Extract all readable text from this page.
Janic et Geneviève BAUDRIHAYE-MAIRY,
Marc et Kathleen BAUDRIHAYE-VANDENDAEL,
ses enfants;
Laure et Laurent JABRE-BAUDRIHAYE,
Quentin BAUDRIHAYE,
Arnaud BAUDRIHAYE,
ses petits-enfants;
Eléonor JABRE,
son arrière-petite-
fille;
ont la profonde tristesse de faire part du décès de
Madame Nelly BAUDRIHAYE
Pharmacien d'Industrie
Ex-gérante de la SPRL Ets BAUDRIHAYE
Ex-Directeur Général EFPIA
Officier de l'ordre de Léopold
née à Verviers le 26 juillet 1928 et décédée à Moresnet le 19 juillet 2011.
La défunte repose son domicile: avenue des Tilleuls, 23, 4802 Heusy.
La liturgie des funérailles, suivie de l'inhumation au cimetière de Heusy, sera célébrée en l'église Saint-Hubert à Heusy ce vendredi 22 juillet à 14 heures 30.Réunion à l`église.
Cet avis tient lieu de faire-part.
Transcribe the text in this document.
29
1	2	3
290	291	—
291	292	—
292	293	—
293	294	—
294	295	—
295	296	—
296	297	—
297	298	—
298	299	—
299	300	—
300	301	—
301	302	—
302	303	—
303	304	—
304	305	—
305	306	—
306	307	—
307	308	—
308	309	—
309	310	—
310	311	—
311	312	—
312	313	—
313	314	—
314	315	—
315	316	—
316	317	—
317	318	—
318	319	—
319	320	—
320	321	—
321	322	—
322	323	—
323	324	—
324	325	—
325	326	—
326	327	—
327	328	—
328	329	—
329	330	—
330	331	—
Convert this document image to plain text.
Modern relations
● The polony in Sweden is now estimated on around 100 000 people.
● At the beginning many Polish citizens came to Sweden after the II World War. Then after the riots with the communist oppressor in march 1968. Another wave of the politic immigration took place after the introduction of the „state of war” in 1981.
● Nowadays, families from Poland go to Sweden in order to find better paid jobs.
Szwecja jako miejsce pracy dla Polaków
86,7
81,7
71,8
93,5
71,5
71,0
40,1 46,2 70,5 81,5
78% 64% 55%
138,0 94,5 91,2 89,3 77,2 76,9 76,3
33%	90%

→ **Your goal**:
From the data above, work out how many lines hold "document". Answer with the number alone.

→ **Solution to this task**:
2